## Given entries
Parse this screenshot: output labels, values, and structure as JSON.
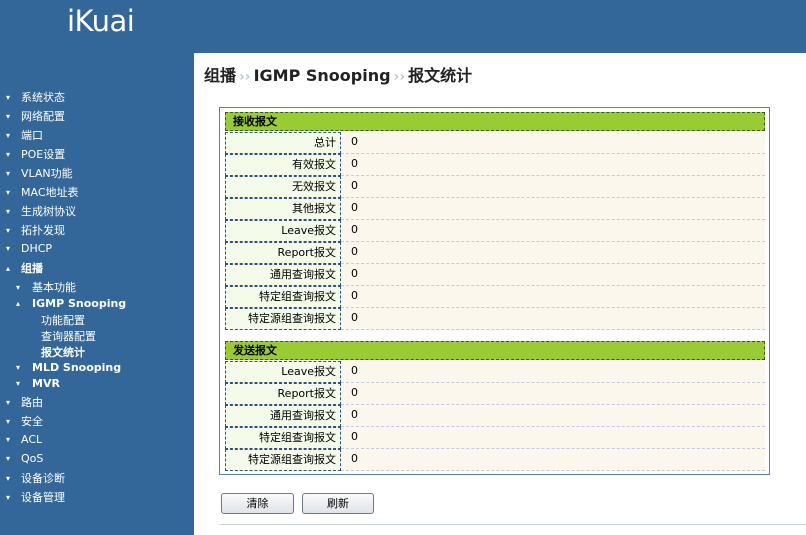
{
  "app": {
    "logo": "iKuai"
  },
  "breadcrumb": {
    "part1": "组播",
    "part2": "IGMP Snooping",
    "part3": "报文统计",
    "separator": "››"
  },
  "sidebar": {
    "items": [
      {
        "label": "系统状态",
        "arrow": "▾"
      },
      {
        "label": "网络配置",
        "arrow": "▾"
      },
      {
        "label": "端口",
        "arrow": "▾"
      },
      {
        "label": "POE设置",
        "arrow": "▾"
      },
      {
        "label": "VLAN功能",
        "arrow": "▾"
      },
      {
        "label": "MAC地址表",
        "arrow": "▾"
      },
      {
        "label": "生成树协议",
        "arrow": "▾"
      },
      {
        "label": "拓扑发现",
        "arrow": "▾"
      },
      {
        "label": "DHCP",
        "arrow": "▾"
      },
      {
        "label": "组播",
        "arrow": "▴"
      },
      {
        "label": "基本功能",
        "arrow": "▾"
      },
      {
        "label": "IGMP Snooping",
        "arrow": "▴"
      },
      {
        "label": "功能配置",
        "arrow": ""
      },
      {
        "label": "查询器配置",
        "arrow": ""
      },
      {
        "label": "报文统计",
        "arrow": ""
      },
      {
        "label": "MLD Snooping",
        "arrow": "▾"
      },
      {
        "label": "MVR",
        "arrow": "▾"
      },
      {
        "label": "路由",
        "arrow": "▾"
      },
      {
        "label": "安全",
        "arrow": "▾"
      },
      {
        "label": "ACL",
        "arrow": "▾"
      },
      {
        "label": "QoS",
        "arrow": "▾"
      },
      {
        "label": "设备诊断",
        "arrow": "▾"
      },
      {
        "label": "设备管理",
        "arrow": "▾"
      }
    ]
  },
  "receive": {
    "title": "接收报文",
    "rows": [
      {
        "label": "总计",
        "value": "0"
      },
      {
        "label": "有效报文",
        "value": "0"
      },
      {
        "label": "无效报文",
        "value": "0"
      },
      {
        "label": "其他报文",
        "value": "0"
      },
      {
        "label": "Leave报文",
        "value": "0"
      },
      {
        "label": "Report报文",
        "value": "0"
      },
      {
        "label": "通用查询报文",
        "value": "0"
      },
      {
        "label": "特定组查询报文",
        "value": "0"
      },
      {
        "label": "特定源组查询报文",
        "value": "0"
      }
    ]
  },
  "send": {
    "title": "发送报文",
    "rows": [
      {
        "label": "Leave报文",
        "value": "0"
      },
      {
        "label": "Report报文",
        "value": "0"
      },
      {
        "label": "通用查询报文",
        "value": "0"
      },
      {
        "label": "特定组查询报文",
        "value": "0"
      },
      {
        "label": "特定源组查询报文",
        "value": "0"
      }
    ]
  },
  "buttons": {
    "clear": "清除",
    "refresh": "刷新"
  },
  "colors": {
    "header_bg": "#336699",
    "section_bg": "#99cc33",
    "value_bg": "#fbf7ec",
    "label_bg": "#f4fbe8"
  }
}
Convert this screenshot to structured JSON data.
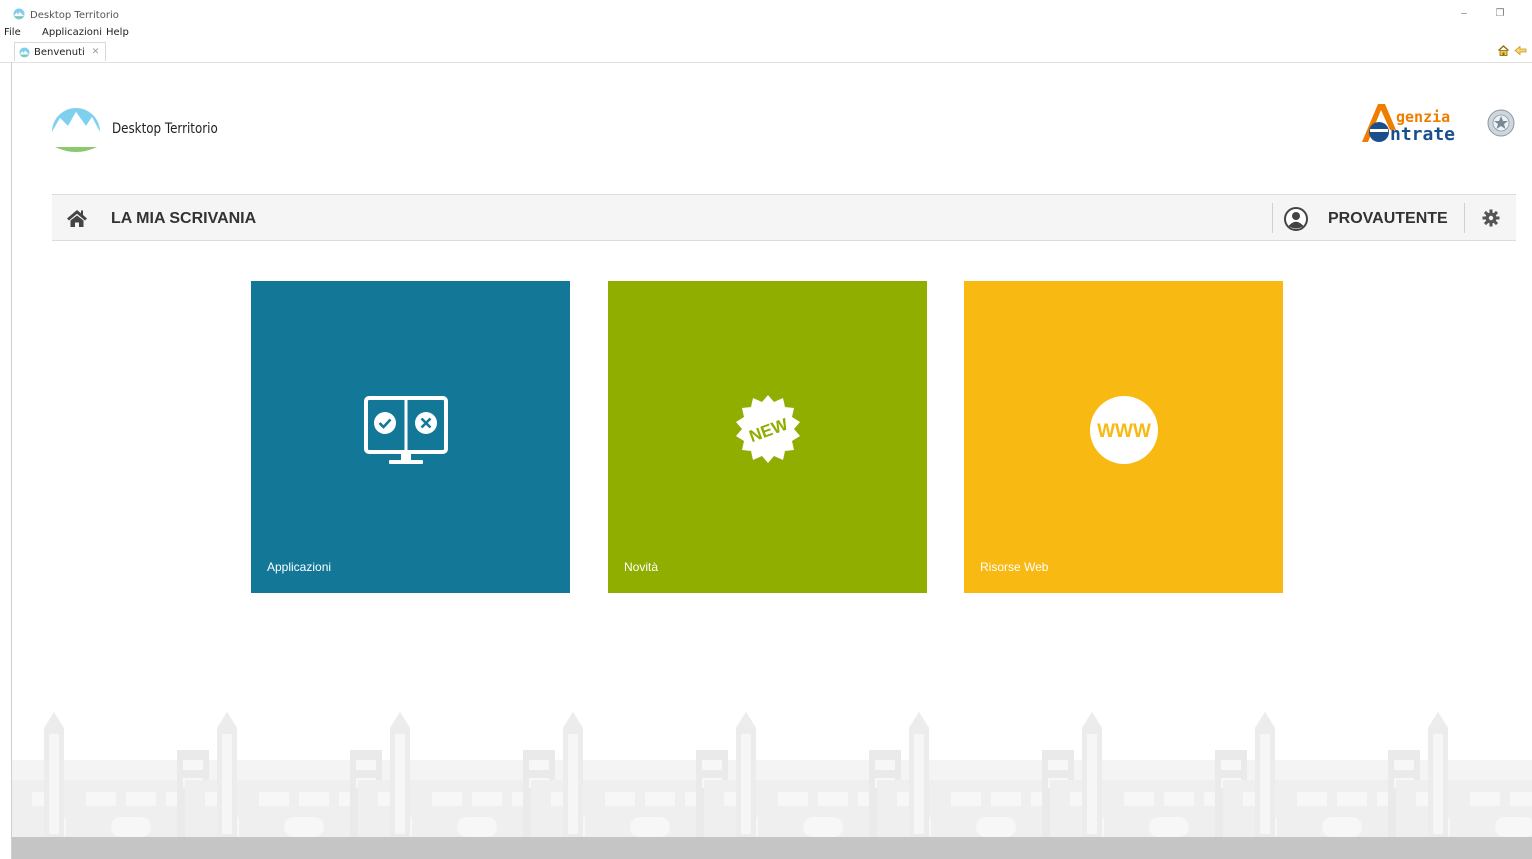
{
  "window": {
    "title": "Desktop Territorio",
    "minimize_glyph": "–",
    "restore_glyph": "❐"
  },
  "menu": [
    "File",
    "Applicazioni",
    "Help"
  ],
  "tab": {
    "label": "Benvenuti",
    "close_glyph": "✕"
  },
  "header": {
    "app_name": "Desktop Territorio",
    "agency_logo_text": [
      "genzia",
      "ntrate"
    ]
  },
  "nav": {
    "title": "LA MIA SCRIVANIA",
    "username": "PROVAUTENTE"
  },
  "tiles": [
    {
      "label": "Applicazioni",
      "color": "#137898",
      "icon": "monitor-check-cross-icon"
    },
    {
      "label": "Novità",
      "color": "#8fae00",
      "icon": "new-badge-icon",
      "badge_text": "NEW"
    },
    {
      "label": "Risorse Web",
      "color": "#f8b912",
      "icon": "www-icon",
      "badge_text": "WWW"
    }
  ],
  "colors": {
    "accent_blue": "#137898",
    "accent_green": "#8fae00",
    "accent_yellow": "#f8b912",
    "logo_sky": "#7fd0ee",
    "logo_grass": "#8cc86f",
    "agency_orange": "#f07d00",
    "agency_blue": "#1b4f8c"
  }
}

## Instructions to follow
Reproduce all of the entries word for word, skipping any pictures they hold.

## Expected answer
Parse this screenshot: output labels, values, and structure as JSON.
{
  "app": {
    "logo": "iKuai"
  },
  "breadcrumb": {
    "part1": "组播",
    "part2": "IGMP Snooping",
    "part3": "报文统计",
    "separator": "››"
  },
  "sidebar": {
    "items": [
      {
        "label": "系统状态",
        "arrow": "▾"
      },
      {
        "label": "网络配置",
        "arrow": "▾"
      },
      {
        "label": "端口",
        "arrow": "▾"
      },
      {
        "label": "POE设置",
        "arrow": "▾"
      },
      {
        "label": "VLAN功能",
        "arrow": "▾"
      },
      {
        "label": "MAC地址表",
        "arrow": "▾"
      },
      {
        "label": "生成树协议",
        "arrow": "▾"
      },
      {
        "label": "拓扑发现",
        "arrow": "▾"
      },
      {
        "label": "DHCP",
        "arrow": "▾"
      },
      {
        "label": "组播",
        "arrow": "▴"
      },
      {
        "label": "基本功能",
        "arrow": "▾"
      },
      {
        "label": "IGMP Snooping",
        "arrow": "▴"
      },
      {
        "label": "功能配置",
        "arrow": ""
      },
      {
        "label": "查询器配置",
        "arrow": ""
      },
      {
        "label": "报文统计",
        "arrow": ""
      },
      {
        "label": "MLD Snooping",
        "arrow": "▾"
      },
      {
        "label": "MVR",
        "arrow": "▾"
      },
      {
        "label": "路由",
        "arrow": "▾"
      },
      {
        "label": "安全",
        "arrow": "▾"
      },
      {
        "label": "ACL",
        "arrow": "▾"
      },
      {
        "label": "QoS",
        "arrow": "▾"
      },
      {
        "label": "设备诊断",
        "arrow": "▾"
      },
      {
        "label": "设备管理",
        "arrow": "▾"
      }
    ]
  },
  "receive": {
    "title": "接收报文",
    "rows": [
      {
        "label": "总计",
        "value": "0"
      },
      {
        "label": "有效报文",
        "value": "0"
      },
      {
        "label": "无效报文",
        "value": "0"
      },
      {
        "label": "其他报文",
        "value": "0"
      },
      {
        "label": "Leave报文",
        "value": "0"
      },
      {
        "label": "Report报文",
        "value": "0"
      },
      {
        "label": "通用查询报文",
        "value": "0"
      },
      {
        "label": "特定组查询报文",
        "value": "0"
      },
      {
        "label": "特定源组查询报文",
        "value": "0"
      }
    ]
  },
  "send": {
    "title": "发送报文",
    "rows": [
      {
        "label": "Leave报文",
        "value": "0"
      },
      {
        "label": "Report报文",
        "value": "0"
      },
      {
        "label": "通用查询报文",
        "value": "0"
      },
      {
        "label": "特定组查询报文",
        "value": "0"
      },
      {
        "label": "特定源组查询报文",
        "value": "0"
      }
    ]
  },
  "buttons": {
    "clear": "清除",
    "refresh": "刷新"
  },
  "colors": {
    "header_bg": "#336699",
    "section_bg": "#99cc33",
    "value_bg": "#fbf7ec",
    "label_bg": "#f4fbe8"
  }
}
Convert this screenshot to structured JSON data.
{
  "window": {
    "title": "Desktop Territorio",
    "minimize_glyph": "–",
    "restore_glyph": "❐"
  },
  "menu": [
    "File",
    "Applicazioni",
    "Help"
  ],
  "tab": {
    "label": "Benvenuti",
    "close_glyph": "✕"
  },
  "header": {
    "app_name": "Desktop Territorio",
    "agency_logo_text": [
      "genzia",
      "ntrate"
    ]
  },
  "nav": {
    "title": "LA MIA SCRIVANIA",
    "username": "PROVAUTENTE"
  },
  "tiles": [
    {
      "label": "Applicazioni",
      "color": "#137898",
      "icon": "monitor-check-cross-icon"
    },
    {
      "label": "Novità",
      "color": "#8fae00",
      "icon": "new-badge-icon",
      "badge_text": "NEW"
    },
    {
      "label": "Risorse Web",
      "color": "#f8b912",
      "icon": "www-icon",
      "badge_text": "WWW"
    }
  ],
  "colors": {
    "accent_blue": "#137898",
    "accent_green": "#8fae00",
    "accent_yellow": "#f8b912",
    "logo_sky": "#7fd0ee",
    "logo_grass": "#8cc86f",
    "agency_orange": "#f07d00",
    "agency_blue": "#1b4f8c"
  }
}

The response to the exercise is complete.